PROBLEM STATEMENT -> Restate the whole listing word for word. Pictures are left out.
::::::
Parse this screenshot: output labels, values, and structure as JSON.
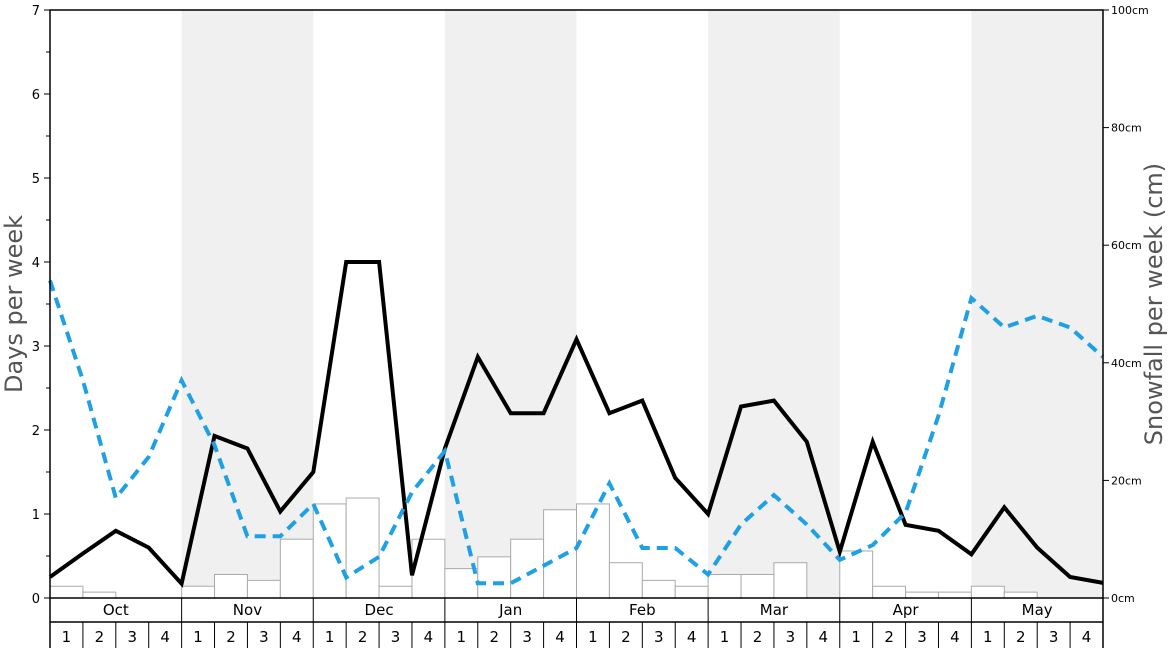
{
  "chart_data": {
    "type": "bar",
    "xlabel": "",
    "ylabel": "Days per week",
    "y2label": "Snowfall per week (cm)",
    "ylim": [
      0,
      7
    ],
    "y2lim": [
      0,
      100
    ],
    "y_ticks": [
      "0",
      "1",
      "2",
      "3",
      "4",
      "5",
      "6",
      "7"
    ],
    "y2_ticks": [
      "0cm",
      "20cm",
      "40cm",
      "60cm",
      "80cm",
      "100cm"
    ],
    "y2_tick_values": [
      0,
      20,
      40,
      60,
      80,
      100
    ],
    "months": [
      "Oct",
      "Nov",
      "Dec",
      "Jan",
      "Feb",
      "Mar",
      "Apr",
      "May"
    ],
    "weeks": [
      "1",
      "2",
      "3",
      "4"
    ],
    "shaded_months": [
      "Nov",
      "Jan",
      "Mar",
      "May"
    ],
    "grid": false,
    "legend": "none",
    "colors": {
      "line": "#000000",
      "dashed": "#1ea0e6",
      "bar_stroke": "#aaaaaa",
      "shade": "#f0f0f0"
    },
    "series": [
      {
        "type": "bar",
        "axis": "left",
        "values": [
          0.14,
          0.07,
          0,
          0,
          0.14,
          0.28,
          0.21,
          0.7,
          1.12,
          1.19,
          0.14,
          0.7,
          0.35,
          0.49,
          0.7,
          1.05,
          1.12,
          0.42,
          0.21,
          0.14,
          0.28,
          0.28,
          0.42,
          0,
          0.56,
          0.14,
          0.07,
          0.07,
          0.14,
          0.07,
          0,
          0
        ]
      },
      {
        "type": "line",
        "axis": "left",
        "values": [
          0.25,
          0.53,
          0.8,
          0.6,
          0.17,
          1.93,
          1.78,
          1.03,
          1.5,
          4.0,
          4.0,
          0.27,
          1.78,
          2.87,
          2.2,
          2.2,
          3.08,
          2.2,
          2.35,
          1.43,
          1.0,
          2.28,
          2.35,
          1.86,
          0.55,
          1.86,
          0.87,
          0.8,
          0.52,
          1.08,
          0.6,
          0.25,
          0.18
        ]
      },
      {
        "type": "line",
        "style": "dashed",
        "axis": "right",
        "values": [
          54,
          37,
          17,
          24,
          37,
          26,
          10.5,
          10.5,
          16,
          3.5,
          7,
          18,
          25,
          2.5,
          2.5,
          5.5,
          8.5,
          19.5,
          8.5,
          8.5,
          4,
          12.5,
          17.5,
          12.5,
          6.5,
          9,
          14.5,
          31,
          51,
          46,
          48,
          46,
          41
        ]
      }
    ]
  }
}
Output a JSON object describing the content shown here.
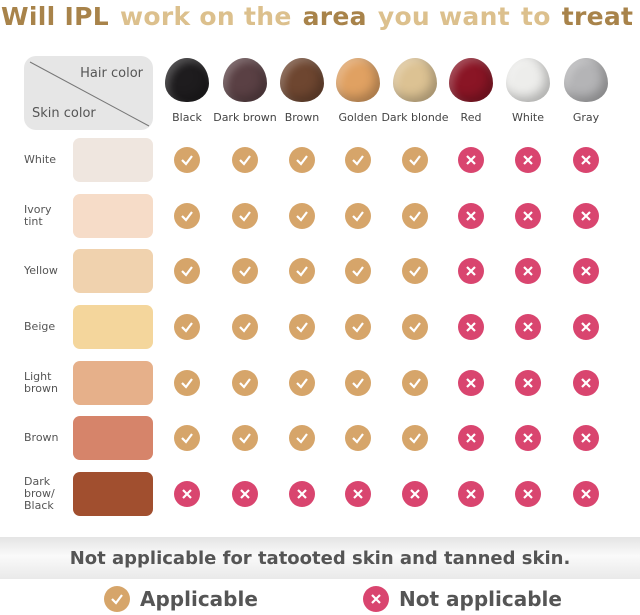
{
  "title": {
    "parts": [
      {
        "text": "Will IPL",
        "tone": "dark"
      },
      {
        "text": "work on the",
        "tone": "light"
      },
      {
        "text": "area",
        "tone": "dark"
      },
      {
        "text": "you want",
        "tone": "light"
      },
      {
        "text": "to",
        "tone": "light"
      },
      {
        "text": "treat ?",
        "tone": "dark"
      }
    ]
  },
  "header": {
    "hair_label": "Hair color",
    "skin_label": "Skin color"
  },
  "hair_colors": [
    {
      "name": "Black",
      "color": "#1e1c1e"
    },
    {
      "name": "Dark brown",
      "color": "#5a4044"
    },
    {
      "name": "Brown",
      "color": "#6e4630"
    },
    {
      "name": "Golden",
      "color": "#e0a162"
    },
    {
      "name": "Dark blonde",
      "color": "#dcc293"
    },
    {
      "name": "Red",
      "color": "#8a1525"
    },
    {
      "name": "White",
      "color": "#ededeb"
    },
    {
      "name": "Gray",
      "color": "#b4b4b6"
    }
  ],
  "skin_colors": [
    {
      "name": "White",
      "color": "#efe6df",
      "applicable": [
        true,
        true,
        true,
        true,
        true,
        false,
        false,
        false
      ]
    },
    {
      "name": "Ivory\ntint",
      "color": "#f6dcc8",
      "applicable": [
        true,
        true,
        true,
        true,
        true,
        false,
        false,
        false
      ]
    },
    {
      "name": "Yellow",
      "color": "#f0d2ae",
      "applicable": [
        true,
        true,
        true,
        true,
        true,
        false,
        false,
        false
      ]
    },
    {
      "name": "Beige",
      "color": "#f4d69c",
      "applicable": [
        true,
        true,
        true,
        true,
        true,
        false,
        false,
        false
      ]
    },
    {
      "name": "Light\nbrown",
      "color": "#e6b08a",
      "applicable": [
        true,
        true,
        true,
        true,
        true,
        false,
        false,
        false
      ]
    },
    {
      "name": "Brown",
      "color": "#d6846a",
      "applicable": [
        true,
        true,
        true,
        true,
        true,
        false,
        false,
        false
      ]
    },
    {
      "name": "Dark\nbrow/\nBlack",
      "color": "#a14f2f",
      "applicable": [
        false,
        false,
        false,
        false,
        false,
        false,
        false,
        false
      ]
    }
  ],
  "note": "Not applicable for tatooted skin and tanned skin.",
  "legend": {
    "applicable": "Applicable",
    "not_applicable": "Not applicable"
  },
  "colors": {
    "applicable": "#d6a56a",
    "not_applicable": "#d9456f"
  }
}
::::::
CORRECT RESULT ->
Parse this screenshot: output labels, values, and structure as JSON.
{
  "chart_data": {
    "type": "bar",
    "xlabel": "",
    "ylabel": "Days per week",
    "y2label": "Snowfall per week (cm)",
    "ylim": [
      0,
      7
    ],
    "y2lim": [
      0,
      100
    ],
    "y_ticks": [
      "0",
      "1",
      "2",
      "3",
      "4",
      "5",
      "6",
      "7"
    ],
    "y2_ticks": [
      "0cm",
      "20cm",
      "40cm",
      "60cm",
      "80cm",
      "100cm"
    ],
    "y2_tick_values": [
      0,
      20,
      40,
      60,
      80,
      100
    ],
    "months": [
      "Oct",
      "Nov",
      "Dec",
      "Jan",
      "Feb",
      "Mar",
      "Apr",
      "May"
    ],
    "weeks": [
      "1",
      "2",
      "3",
      "4"
    ],
    "shaded_months": [
      "Nov",
      "Jan",
      "Mar",
      "May"
    ],
    "grid": false,
    "legend": "none",
    "colors": {
      "line": "#000000",
      "dashed": "#1ea0e6",
      "bar_stroke": "#aaaaaa",
      "shade": "#f0f0f0"
    },
    "series": [
      {
        "type": "bar",
        "axis": "left",
        "values": [
          0.14,
          0.07,
          0,
          0,
          0.14,
          0.28,
          0.21,
          0.7,
          1.12,
          1.19,
          0.14,
          0.7,
          0.35,
          0.49,
          0.7,
          1.05,
          1.12,
          0.42,
          0.21,
          0.14,
          0.28,
          0.28,
          0.42,
          0,
          0.56,
          0.14,
          0.07,
          0.07,
          0.14,
          0.07,
          0,
          0
        ]
      },
      {
        "type": "line",
        "axis": "left",
        "values": [
          0.25,
          0.53,
          0.8,
          0.6,
          0.17,
          1.93,
          1.78,
          1.03,
          1.5,
          4.0,
          4.0,
          0.27,
          1.78,
          2.87,
          2.2,
          2.2,
          3.08,
          2.2,
          2.35,
          1.43,
          1.0,
          2.28,
          2.35,
          1.86,
          0.55,
          1.86,
          0.87,
          0.8,
          0.52,
          1.08,
          0.6,
          0.25,
          0.18
        ]
      },
      {
        "type": "line",
        "style": "dashed",
        "axis": "right",
        "values": [
          54,
          37,
          17,
          24,
          37,
          26,
          10.5,
          10.5,
          16,
          3.5,
          7,
          18,
          25,
          2.5,
          2.5,
          5.5,
          8.5,
          19.5,
          8.5,
          8.5,
          4,
          12.5,
          17.5,
          12.5,
          6.5,
          9,
          14.5,
          31,
          51,
          46,
          48,
          46,
          41
        ]
      }
    ]
  }
}
Output a JSON object describing the content shown here.
{
  "title": {
    "parts": [
      {
        "text": "Will IPL",
        "tone": "dark"
      },
      {
        "text": "work on the",
        "tone": "light"
      },
      {
        "text": "area",
        "tone": "dark"
      },
      {
        "text": "you want",
        "tone": "light"
      },
      {
        "text": "to",
        "tone": "light"
      },
      {
        "text": "treat ?",
        "tone": "dark"
      }
    ]
  },
  "header": {
    "hair_label": "Hair color",
    "skin_label": "Skin color"
  },
  "hair_colors": [
    {
      "name": "Black",
      "color": "#1e1c1e"
    },
    {
      "name": "Dark brown",
      "color": "#5a4044"
    },
    {
      "name": "Brown",
      "color": "#6e4630"
    },
    {
      "name": "Golden",
      "color": "#e0a162"
    },
    {
      "name": "Dark blonde",
      "color": "#dcc293"
    },
    {
      "name": "Red",
      "color": "#8a1525"
    },
    {
      "name": "White",
      "color": "#ededeb"
    },
    {
      "name": "Gray",
      "color": "#b4b4b6"
    }
  ],
  "skin_colors": [
    {
      "name": "White",
      "color": "#efe6df",
      "applicable": [
        true,
        true,
        true,
        true,
        true,
        false,
        false,
        false
      ]
    },
    {
      "name": "Ivory\ntint",
      "color": "#f6dcc8",
      "applicable": [
        true,
        true,
        true,
        true,
        true,
        false,
        false,
        false
      ]
    },
    {
      "name": "Yellow",
      "color": "#f0d2ae",
      "applicable": [
        true,
        true,
        true,
        true,
        true,
        false,
        false,
        false
      ]
    },
    {
      "name": "Beige",
      "color": "#f4d69c",
      "applicable": [
        true,
        true,
        true,
        true,
        true,
        false,
        false,
        false
      ]
    },
    {
      "name": "Light\nbrown",
      "color": "#e6b08a",
      "applicable": [
        true,
        true,
        true,
        true,
        true,
        false,
        false,
        false
      ]
    },
    {
      "name": "Brown",
      "color": "#d6846a",
      "applicable": [
        true,
        true,
        true,
        true,
        true,
        false,
        false,
        false
      ]
    },
    {
      "name": "Dark\nbrow/\nBlack",
      "color": "#a14f2f",
      "applicable": [
        false,
        false,
        false,
        false,
        false,
        false,
        false,
        false
      ]
    }
  ],
  "note": "Not applicable for tatooted skin and tanned skin.",
  "legend": {
    "applicable": "Applicable",
    "not_applicable": "Not applicable"
  },
  "colors": {
    "applicable": "#d6a56a",
    "not_applicable": "#d9456f"
  }
}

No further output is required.